→ **Task material**
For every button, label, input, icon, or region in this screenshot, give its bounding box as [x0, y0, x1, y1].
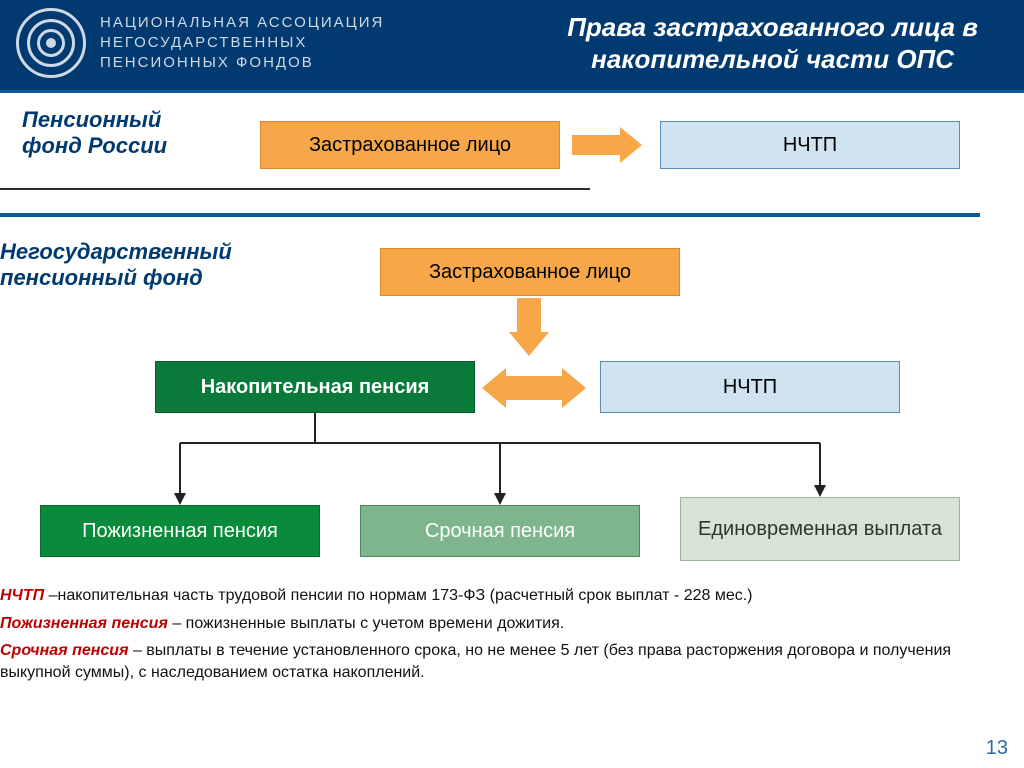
- box-label: Застрахованное лицо: [309, 134, 511, 157]
- definitions: НЧТП –накопительная часть трудовой пенси…: [0, 585, 980, 683]
- box-label: Единовременная выплата: [698, 517, 942, 541]
- divider-thin: [0, 188, 590, 190]
- org-line: ПЕНСИОННЫХ ФОНДОВ: [100, 53, 384, 73]
- box-label: Застрахованное лицо: [429, 261, 631, 284]
- box-label: НЧТП: [723, 376, 777, 399]
- box-label: НЧТП: [783, 134, 837, 157]
- definition-row: Пожизненная пенсия – пожизненные выплаты…: [0, 613, 980, 635]
- s2-nchtp-box: НЧТП: [600, 361, 900, 413]
- org-name: НАЦИОНАЛЬНАЯ АССОЦИАЦИЯ НЕГОСУДАРСТВЕННЫ…: [100, 13, 384, 74]
- box-label: Накопительная пенсия: [201, 376, 430, 399]
- label-line: Пенсионный: [22, 107, 167, 133]
- org-line: НАЦИОНАЛЬНАЯ АССОЦИАЦИЯ: [100, 13, 384, 33]
- s2-lifelong-box: Пожизненная пенсия: [40, 505, 320, 557]
- def-text: –накопительная часть трудовой пенсии по …: [44, 587, 752, 604]
- s2-fixed-box: Срочная пенсия: [360, 505, 640, 557]
- s2-insured-box: Застрахованное лицо: [380, 248, 680, 296]
- slide-header: НАЦИОНАЛЬНАЯ АССОЦИАЦИЯ НЕГОСУДАРСТВЕННЫ…: [0, 0, 1024, 90]
- def-term: Срочная пенсия: [0, 642, 129, 659]
- label-line: фонд России: [22, 133, 167, 159]
- arrow-right-icon: [572, 131, 642, 159]
- s1-nchtp-box: НЧТП: [660, 121, 960, 169]
- def-text: – выплаты в течение установленного срока…: [0, 642, 951, 681]
- logo-spiral-icon: [16, 8, 86, 78]
- def-term: НЧТП: [0, 587, 44, 604]
- s1-insured-box: Застрахованное лицо: [260, 121, 560, 169]
- label-line: пенсионный фонд: [0, 265, 232, 291]
- definition-row: Срочная пенсия – выплаты в течение устан…: [0, 640, 980, 683]
- divider-blue: [0, 213, 980, 217]
- arrow-double-icon: [482, 371, 586, 405]
- arrow-down-icon: [512, 298, 546, 356]
- def-text: – пожизненные выплаты с учетом времени д…: [168, 615, 564, 632]
- def-term: Пожизненная пенсия: [0, 615, 168, 632]
- org-line: НЕГОСУДАРСТВЕННЫХ: [100, 33, 384, 53]
- section2-label: Негосударственный пенсионный фонд: [0, 239, 232, 292]
- box-label: Срочная пенсия: [425, 520, 575, 543]
- s2-nakopit-box: Накопительная пенсия: [155, 361, 475, 413]
- label-line: Негосударственный: [0, 239, 232, 265]
- definition-row: НЧТП –накопительная часть трудовой пенси…: [0, 585, 980, 607]
- s2-lump-box: Единовременная выплата: [680, 497, 960, 561]
- slide-content: Пенсионный фонд России Застрахованное ли…: [0, 93, 1024, 105]
- page-number: 13: [986, 737, 1008, 760]
- title-line: Права застрахованного лица в: [567, 11, 978, 44]
- box-label: Пожизненная пенсия: [82, 520, 278, 543]
- title-line: накопительной части ОПС: [567, 43, 978, 76]
- slide-title: Права застрахованного лица в накопительн…: [567, 11, 978, 76]
- section1-label: Пенсионный фонд России: [22, 107, 167, 160]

→ **Instruction**
Output each line of the material above as a JSON list of strings, one string per line, with blank lines and the picture left out.

→ **Output for this task**
[
  "For every button, label, input, icon, or region in this screenshot, give its bounding box as [x0, y0, x1, y1].",
  "- box-label: Застрахованное лицо: [309, 134, 511, 157]",
  "- definitions: НЧТП –накопительная часть трудовой пенси…: [0, 585, 980, 683]",
  "- box-label: Единовременная выплата: [698, 517, 942, 541]",
  "- divider-thin: [0, 188, 590, 190]",
  "- org-line: ПЕНСИОННЫХ ФОНДОВ: [100, 53, 384, 73]",
  "- box-label: Застрахованное лицо: [429, 261, 631, 284]",
  "- box-label: НЧТП: [723, 376, 777, 399]",
  "- box-label: НЧТП: [783, 134, 837, 157]",
  "- definition-row: Пожизненная пенсия – пожизненные выплаты…: [0, 613, 980, 635]",
  "- s2-nchtp-box: НЧТП: [600, 361, 900, 413]",
  "- org-name: НАЦИОНАЛЬНАЯ АССОЦИАЦИЯ НЕГОСУДАРСТВЕННЫ…: [100, 13, 384, 74]",
  "- box-label: Накопительная пенсия: [201, 376, 430, 399]",
  "- label-line: Пенсионный: [22, 107, 167, 133]",
  "- org-line: НАЦИОНАЛЬНАЯ АССОЦИАЦИЯ: [100, 13, 384, 33]",
  "- s2-lifelong-box: Пожизненная пенсия: [40, 505, 320, 557]",
  "- def-text: –накопительная часть трудовой пенсии по …: [44, 587, 752, 604]",
  "- s2-fixed-box: Срочная пенсия: [360, 505, 640, 557]",
  "- s2-insured-box: Застрахованное лицо: [380, 248, 680, 296]",
  "- slide-header: НАЦИОНАЛЬНАЯ АССОЦИАЦИЯ НЕГОСУДАРСТВЕННЫ…: [0, 0, 1024, 90]",
  "- def-term: Срочная пенсия: [0, 642, 129, 659]",
  "- label-line: фонд России: [22, 133, 167, 159]",
  "- arrow-right-icon: [572, 131, 642, 159]",
  "- s1-nchtp-box: НЧТП: [660, 121, 960, 169]",
  "- def-text: – выплаты в течение установленного срока…: [0, 642, 951, 681]",
  "- logo-spiral-icon: [16, 8, 86, 78]",
  "- def-term: НЧТП: [0, 587, 44, 604]",
  "- s1-insured-box: Застрахованное лицо: [260, 121, 560, 169]",
  "- label-line: пенсионный фонд: [0, 265, 232, 291]",
  "- definition-row: Срочная пенсия – выплаты в течение устан…: [0, 640, 980, 683]",
  "- divider-blue: [0, 213, 980, 217]",
  "- arrow-double-icon: [482, 371, 586, 405]",
  "- arrow-down-icon: [512, 298, 546, 356]",
  "- def-text: – пожизненные выплаты с учетом времени д…: [168, 615, 564, 632]",
  "- def-term: Пожизненная пенсия: [0, 615, 168, 632]",
  "- org-line: НЕГОСУДАРСТВЕННЫХ: [100, 33, 384, 53]",
  "- section2-label: Негосударственный пенсионный фонд: [0, 239, 232, 292]",
  "- box-label: Срочная пенсия: [425, 520, 575, 543]",
  "- s2-nakopit-box: Накопительная пенсия: [155, 361, 475, 413]",
  "- label-line: Негосударственный: [0, 239, 232, 265]",
  "- definition-row: НЧТП –накопительная часть трудовой пенси…: [0, 585, 980, 607]",
  "- s2-lump-box: Единовременная выплата: [680, 497, 960, 561]",
  "- slide-content: Пенсионный фонд России Застрахованное ли…: [0, 93, 1024, 105]",
  "- page-number: 13: [986, 737, 1008, 760]",
  "- title-line: Права застрахованного лица в: [567, 11, 978, 44]",
  "- box-label: Пожизненная пенсия: [82, 520, 278, 543]",
  "- title-line: накопительной части ОПС: [567, 43, 978, 76]",
  "- slide-title: Права застрахованного лица в накопительн…: [567, 11, 978, 76]",
  "- section1-label: Пенсионный фонд России: [22, 107, 167, 160]"
]